[Stored data]
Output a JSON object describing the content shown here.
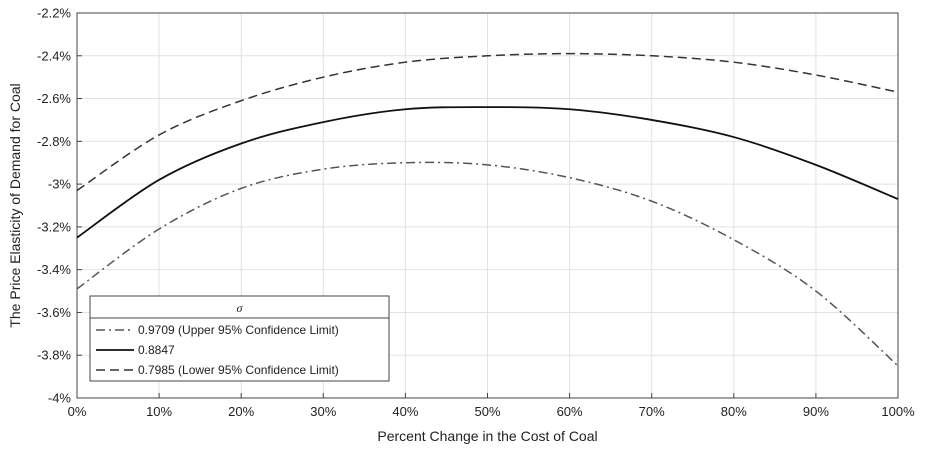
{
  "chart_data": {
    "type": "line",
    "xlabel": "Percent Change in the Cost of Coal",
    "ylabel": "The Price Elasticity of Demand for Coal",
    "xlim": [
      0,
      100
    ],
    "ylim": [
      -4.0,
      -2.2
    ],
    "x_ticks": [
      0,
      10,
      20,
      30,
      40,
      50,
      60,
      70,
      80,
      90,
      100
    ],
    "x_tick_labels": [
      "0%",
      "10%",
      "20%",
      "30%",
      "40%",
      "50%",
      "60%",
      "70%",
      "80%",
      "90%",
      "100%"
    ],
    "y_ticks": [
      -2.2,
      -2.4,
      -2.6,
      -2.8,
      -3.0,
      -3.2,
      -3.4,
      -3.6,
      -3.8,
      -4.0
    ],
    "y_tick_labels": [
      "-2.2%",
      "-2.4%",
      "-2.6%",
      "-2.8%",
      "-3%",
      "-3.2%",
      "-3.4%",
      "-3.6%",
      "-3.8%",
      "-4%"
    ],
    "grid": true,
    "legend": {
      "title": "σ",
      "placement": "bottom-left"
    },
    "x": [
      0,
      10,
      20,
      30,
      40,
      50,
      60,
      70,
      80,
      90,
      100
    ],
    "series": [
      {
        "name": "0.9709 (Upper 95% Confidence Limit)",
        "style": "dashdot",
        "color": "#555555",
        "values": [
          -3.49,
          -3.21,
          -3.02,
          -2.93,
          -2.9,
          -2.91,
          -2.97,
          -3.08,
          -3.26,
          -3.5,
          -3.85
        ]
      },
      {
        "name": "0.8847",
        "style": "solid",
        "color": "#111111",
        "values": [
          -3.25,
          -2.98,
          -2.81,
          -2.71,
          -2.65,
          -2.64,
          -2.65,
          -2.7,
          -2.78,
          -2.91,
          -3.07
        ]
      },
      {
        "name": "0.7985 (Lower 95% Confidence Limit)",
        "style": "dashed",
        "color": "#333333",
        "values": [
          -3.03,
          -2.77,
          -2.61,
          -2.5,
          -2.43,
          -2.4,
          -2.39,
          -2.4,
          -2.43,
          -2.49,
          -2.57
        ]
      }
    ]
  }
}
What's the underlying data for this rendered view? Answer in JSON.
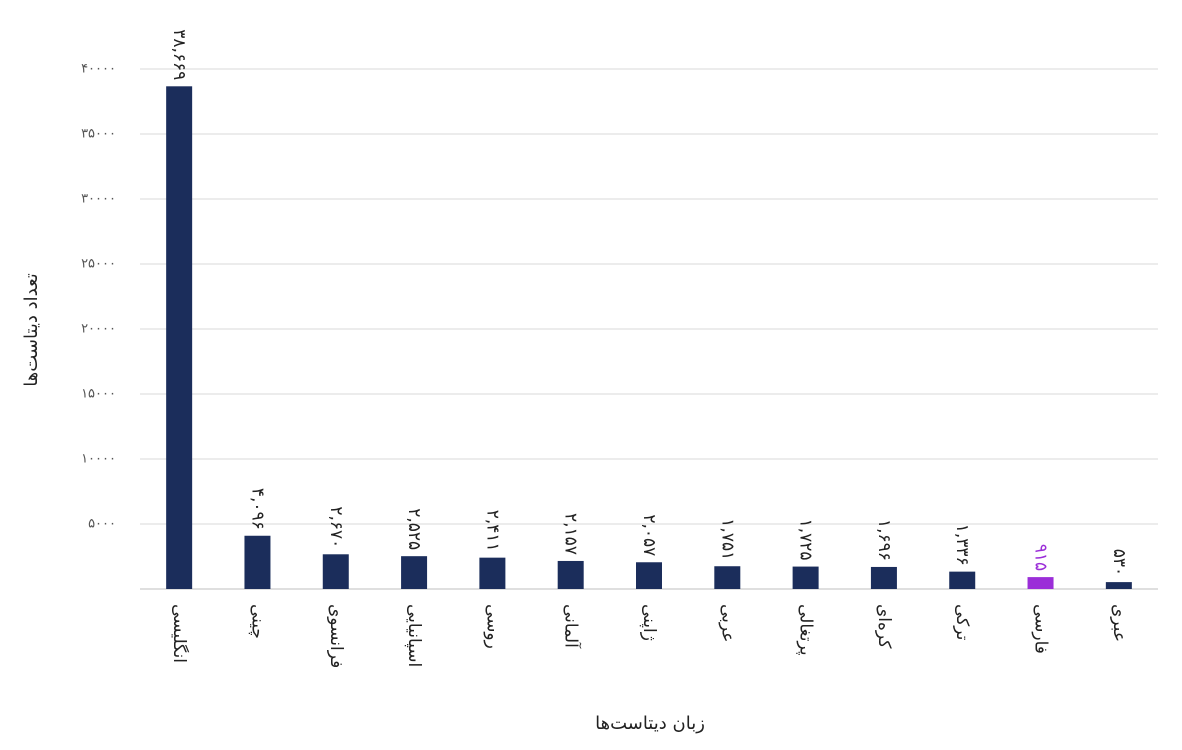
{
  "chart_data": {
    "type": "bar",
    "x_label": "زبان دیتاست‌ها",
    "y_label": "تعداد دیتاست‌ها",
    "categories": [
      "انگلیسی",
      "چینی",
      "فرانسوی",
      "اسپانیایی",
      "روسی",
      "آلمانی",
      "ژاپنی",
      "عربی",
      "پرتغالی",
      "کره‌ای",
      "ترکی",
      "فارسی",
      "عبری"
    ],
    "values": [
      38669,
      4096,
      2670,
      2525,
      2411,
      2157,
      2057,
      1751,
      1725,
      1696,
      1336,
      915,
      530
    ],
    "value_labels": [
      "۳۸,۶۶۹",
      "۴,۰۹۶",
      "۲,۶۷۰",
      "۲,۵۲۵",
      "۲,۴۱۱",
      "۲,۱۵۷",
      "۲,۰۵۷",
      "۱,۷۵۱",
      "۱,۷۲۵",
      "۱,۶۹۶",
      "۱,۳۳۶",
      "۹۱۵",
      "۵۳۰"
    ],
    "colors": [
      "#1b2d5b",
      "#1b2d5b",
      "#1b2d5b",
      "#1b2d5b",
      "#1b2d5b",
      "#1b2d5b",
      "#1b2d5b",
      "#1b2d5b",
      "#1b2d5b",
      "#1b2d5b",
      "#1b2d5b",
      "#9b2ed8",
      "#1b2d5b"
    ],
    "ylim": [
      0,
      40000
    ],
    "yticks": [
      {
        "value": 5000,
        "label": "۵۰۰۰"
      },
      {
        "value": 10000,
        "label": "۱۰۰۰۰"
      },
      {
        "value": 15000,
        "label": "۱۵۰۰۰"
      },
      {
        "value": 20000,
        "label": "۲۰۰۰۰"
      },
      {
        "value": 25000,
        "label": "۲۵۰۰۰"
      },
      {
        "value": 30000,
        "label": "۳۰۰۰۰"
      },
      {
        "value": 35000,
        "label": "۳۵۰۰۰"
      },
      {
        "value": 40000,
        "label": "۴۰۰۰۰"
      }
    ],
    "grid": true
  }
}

---

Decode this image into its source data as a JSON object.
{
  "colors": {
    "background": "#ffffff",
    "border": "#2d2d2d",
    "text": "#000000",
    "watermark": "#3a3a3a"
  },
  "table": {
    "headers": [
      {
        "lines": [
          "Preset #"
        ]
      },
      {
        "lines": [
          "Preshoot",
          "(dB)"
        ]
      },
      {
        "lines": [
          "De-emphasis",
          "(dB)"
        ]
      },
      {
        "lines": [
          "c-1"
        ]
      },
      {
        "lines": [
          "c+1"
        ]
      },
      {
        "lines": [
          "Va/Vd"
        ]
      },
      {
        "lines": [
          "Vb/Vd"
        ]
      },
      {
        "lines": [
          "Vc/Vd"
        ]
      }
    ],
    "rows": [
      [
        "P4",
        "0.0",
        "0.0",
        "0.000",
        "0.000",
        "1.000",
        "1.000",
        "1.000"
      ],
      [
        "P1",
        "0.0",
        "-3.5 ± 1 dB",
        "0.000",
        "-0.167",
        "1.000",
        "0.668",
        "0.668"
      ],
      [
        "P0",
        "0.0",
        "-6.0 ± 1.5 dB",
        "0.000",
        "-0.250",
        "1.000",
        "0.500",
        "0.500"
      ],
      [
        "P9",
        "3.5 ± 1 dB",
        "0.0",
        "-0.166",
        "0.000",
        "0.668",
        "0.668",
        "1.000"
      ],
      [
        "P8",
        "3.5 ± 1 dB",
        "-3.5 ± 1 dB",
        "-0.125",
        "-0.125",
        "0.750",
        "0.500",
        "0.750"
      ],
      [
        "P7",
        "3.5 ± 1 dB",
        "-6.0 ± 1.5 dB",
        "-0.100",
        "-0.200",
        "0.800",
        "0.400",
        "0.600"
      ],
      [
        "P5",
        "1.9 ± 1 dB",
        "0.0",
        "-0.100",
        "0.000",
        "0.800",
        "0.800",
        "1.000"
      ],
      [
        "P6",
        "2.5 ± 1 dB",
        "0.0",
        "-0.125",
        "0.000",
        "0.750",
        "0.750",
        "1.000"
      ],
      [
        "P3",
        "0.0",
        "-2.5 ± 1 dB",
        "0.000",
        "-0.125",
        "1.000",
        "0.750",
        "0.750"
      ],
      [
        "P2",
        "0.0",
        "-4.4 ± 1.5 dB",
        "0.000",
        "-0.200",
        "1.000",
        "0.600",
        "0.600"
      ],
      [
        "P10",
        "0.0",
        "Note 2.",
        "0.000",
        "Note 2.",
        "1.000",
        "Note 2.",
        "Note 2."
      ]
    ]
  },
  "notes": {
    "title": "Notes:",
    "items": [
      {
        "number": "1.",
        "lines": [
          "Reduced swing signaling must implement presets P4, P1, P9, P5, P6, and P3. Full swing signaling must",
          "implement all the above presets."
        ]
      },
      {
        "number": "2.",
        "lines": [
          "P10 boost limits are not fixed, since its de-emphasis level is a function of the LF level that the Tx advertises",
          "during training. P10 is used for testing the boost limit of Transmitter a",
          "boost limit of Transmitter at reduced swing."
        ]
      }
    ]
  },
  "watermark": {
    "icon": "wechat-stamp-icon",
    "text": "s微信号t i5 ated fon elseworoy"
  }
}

...

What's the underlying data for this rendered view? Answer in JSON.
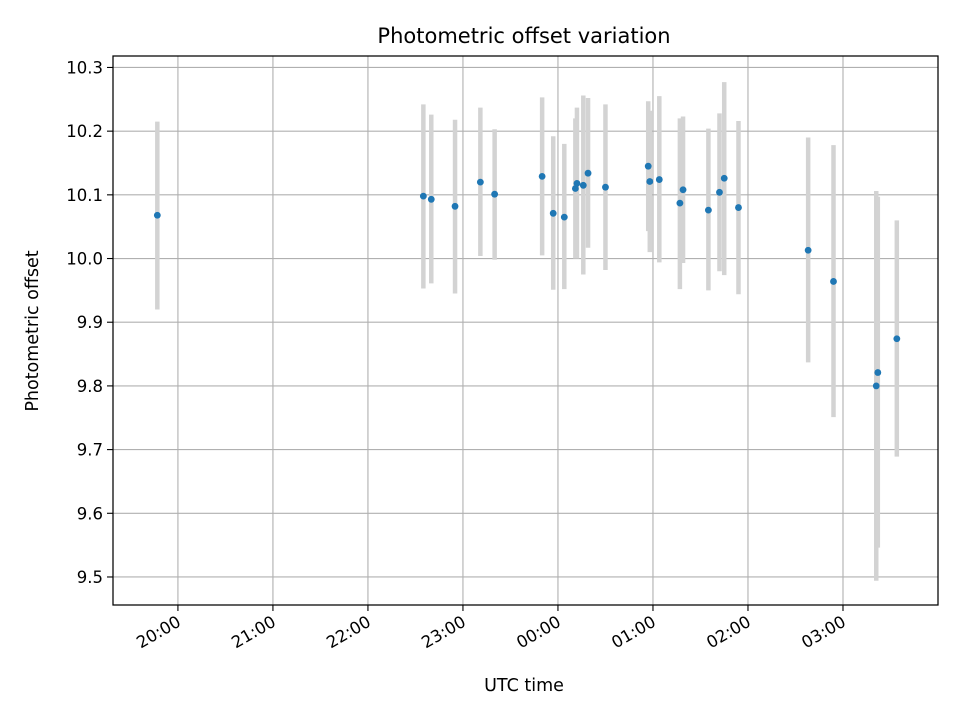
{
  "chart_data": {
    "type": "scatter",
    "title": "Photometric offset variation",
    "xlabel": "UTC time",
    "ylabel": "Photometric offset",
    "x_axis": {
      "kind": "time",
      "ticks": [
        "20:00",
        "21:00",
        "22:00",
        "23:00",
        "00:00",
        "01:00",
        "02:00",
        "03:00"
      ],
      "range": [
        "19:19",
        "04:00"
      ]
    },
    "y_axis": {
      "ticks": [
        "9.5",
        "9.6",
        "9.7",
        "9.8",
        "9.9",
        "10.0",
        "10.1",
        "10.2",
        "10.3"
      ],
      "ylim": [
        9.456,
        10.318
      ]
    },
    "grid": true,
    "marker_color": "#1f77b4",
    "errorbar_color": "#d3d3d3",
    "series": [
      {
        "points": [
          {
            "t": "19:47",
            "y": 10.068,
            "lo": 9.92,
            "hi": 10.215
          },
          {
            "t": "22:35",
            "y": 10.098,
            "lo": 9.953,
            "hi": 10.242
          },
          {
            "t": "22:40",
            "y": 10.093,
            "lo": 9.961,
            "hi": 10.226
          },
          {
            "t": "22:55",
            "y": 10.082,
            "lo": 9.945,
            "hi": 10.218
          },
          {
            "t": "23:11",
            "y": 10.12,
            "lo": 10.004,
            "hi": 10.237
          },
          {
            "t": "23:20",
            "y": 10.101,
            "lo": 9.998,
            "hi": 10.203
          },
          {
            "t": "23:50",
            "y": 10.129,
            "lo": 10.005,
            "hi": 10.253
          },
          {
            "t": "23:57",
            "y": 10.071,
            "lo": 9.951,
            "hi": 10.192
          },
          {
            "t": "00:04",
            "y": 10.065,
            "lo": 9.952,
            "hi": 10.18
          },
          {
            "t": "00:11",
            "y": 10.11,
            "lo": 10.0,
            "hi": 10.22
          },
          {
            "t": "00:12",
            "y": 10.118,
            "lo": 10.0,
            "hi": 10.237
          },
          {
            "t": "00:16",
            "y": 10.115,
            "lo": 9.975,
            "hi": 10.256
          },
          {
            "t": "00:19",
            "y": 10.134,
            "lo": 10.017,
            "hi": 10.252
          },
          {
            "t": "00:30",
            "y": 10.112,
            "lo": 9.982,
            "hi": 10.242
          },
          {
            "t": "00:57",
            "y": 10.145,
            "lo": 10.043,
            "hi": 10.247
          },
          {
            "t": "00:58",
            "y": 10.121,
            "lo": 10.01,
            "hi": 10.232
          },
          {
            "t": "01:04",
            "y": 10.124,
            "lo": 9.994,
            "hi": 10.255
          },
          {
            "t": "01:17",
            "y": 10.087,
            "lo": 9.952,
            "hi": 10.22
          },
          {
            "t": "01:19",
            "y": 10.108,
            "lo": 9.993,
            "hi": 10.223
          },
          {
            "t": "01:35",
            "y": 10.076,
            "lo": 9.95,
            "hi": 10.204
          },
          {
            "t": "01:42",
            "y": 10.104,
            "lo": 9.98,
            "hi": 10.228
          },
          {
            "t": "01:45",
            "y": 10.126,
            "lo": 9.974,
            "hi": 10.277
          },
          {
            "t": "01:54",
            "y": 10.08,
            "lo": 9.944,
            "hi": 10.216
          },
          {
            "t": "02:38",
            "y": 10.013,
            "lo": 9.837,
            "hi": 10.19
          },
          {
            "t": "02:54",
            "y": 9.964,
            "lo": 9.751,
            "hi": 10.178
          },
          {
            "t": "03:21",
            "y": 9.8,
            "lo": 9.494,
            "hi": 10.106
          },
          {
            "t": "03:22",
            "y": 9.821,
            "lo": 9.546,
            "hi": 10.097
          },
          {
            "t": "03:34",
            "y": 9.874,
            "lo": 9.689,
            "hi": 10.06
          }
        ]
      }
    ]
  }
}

- WHAT YOU HAVE TO DO -
The answer is the number of lines in the preceding material that hold "boost"; write that number and nothing else.

- REPLY TO THE TASK -
3